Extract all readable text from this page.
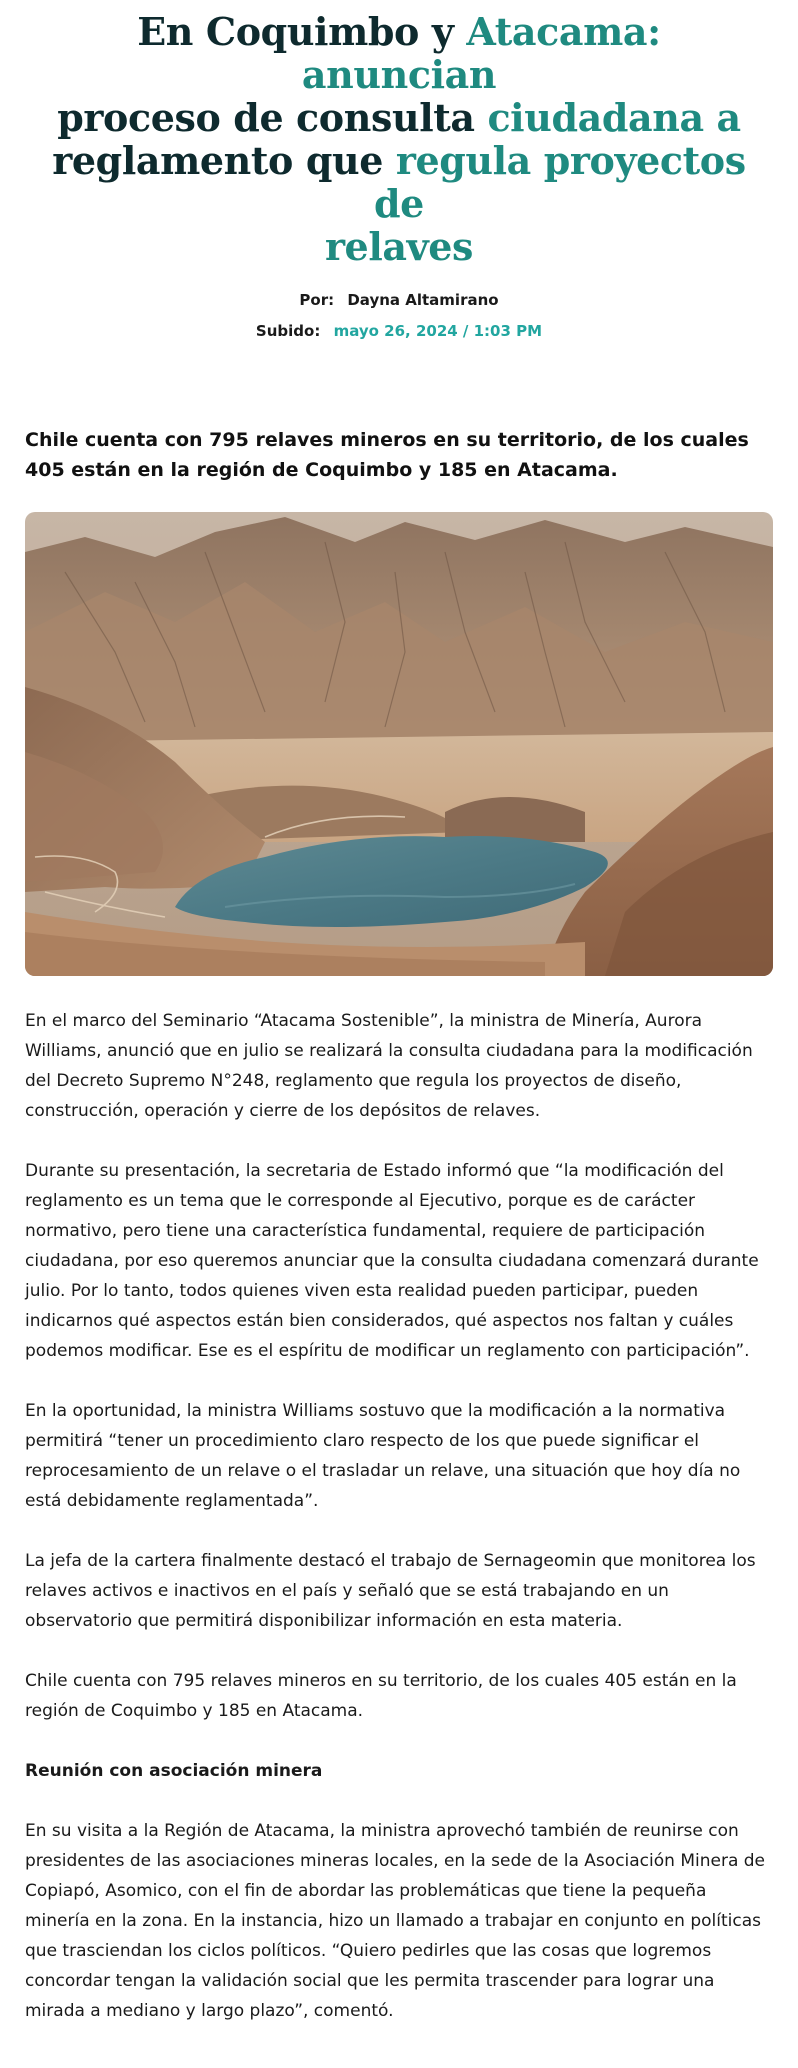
En Coquimbo y Atacama: anuncian
proceso de consulta ciudadana a
reglamento que regula proyectos de
relaves
Por: Dayna Altamirano
Subido: mayo 26, 2024 / 1:03 PM
Chile cuenta con 795 relaves mineros en su territorio, de los cuales 405 están en la región de Coquimbo y 185 en Atacama.

En el marco del Seminario “Atacama Sostenible”, la ministra de Minería, Aurora Williams, anunció que en julio se realizará la consulta ciudadana para la modificación del Decreto Supremo N°248, reglamento que regula los proyectos de diseño, construcción, operación y cierre de los depósitos de relaves.

Durante su presentación, la secretaria de Estado informó que “la modificación del reglamento es un tema que le corresponde al Ejecutivo, porque es de carácter normativo, pero tiene una característica fundamental, requiere de participación ciudadana, por eso queremos anunciar que la consulta ciudadana comenzará durante julio. Por lo tanto, todos quienes viven esta realidad pueden participar, pueden indicarnos qué aspectos están bien considerados, qué aspectos nos faltan y cuáles podemos modificar. Ese es el espíritu de modificar un reglamento con participación”.

En la oportunidad, la ministra Williams sostuvo que la modificación a la normativa permitirá “tener un procedimiento claro respecto de los que puede significar el reprocesamiento de un relave o el trasladar un relave, una situación que hoy día no está debidamente reglamentada”.

La jefa de la cartera finalmente destacó el trabajo de Sernageomin que monitorea los relaves activos e inactivos en el país y señaló que se está trabajando en un observatorio que permitirá disponibilizar información en esta materia.

Chile cuenta con 795 relaves mineros en su territorio, de los cuales 405 están en la región de Coquimbo y 185 en Atacama.

Reunión con asociación minera

En su visita a la Región de Atacama, la ministra aprovechó también de reunirse con presidentes de las asociaciones mineras locales, en la sede de la Asociación Minera de Copiapó, Asomico, con el fin de abordar las problemáticas que tiene la pequeña minería en la zona. En la instancia, hizo un llamado a trabajar en conjunto en políticas que trasciendan los ciclos políticos. “Quiero pedirles que las cosas que logremos concordar tengan la validación social que les permita trascender para lograr una mirada a mediano y largo plazo”, comentó.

────

Required task:
Pull out all lines from the entries above that include the word "consulta".

Expected answer:
proceso de consulta ciudadana a
En el marco del Seminario “Atacama Sostenible”, la ministra de Minería, Aurora Williams, anunció que en julio se realizará la consulta ciudadana para la modificación del Decreto Supremo N°248, reglamento que regula los proyectos de diseño, construcción, operación y cierre de los depósitos de relaves.
Durante su presentación, la secretaria de Estado informó que “la modificación del reglamento es un tema que le corresponde al Ejecutivo, porque es de carácter normativo, pero tiene una característica fundamental, requiere de participación ciudadana, por eso queremos anunciar que la consulta ciudadana comenzará durante julio. Por lo tanto, todos quienes viven esta realidad pueden participar, pueden indicarnos qué aspectos están bien considerados, qué aspectos nos faltan y cuáles podemos modificar. Ese es el espíritu de modificar un reglamento con participación”.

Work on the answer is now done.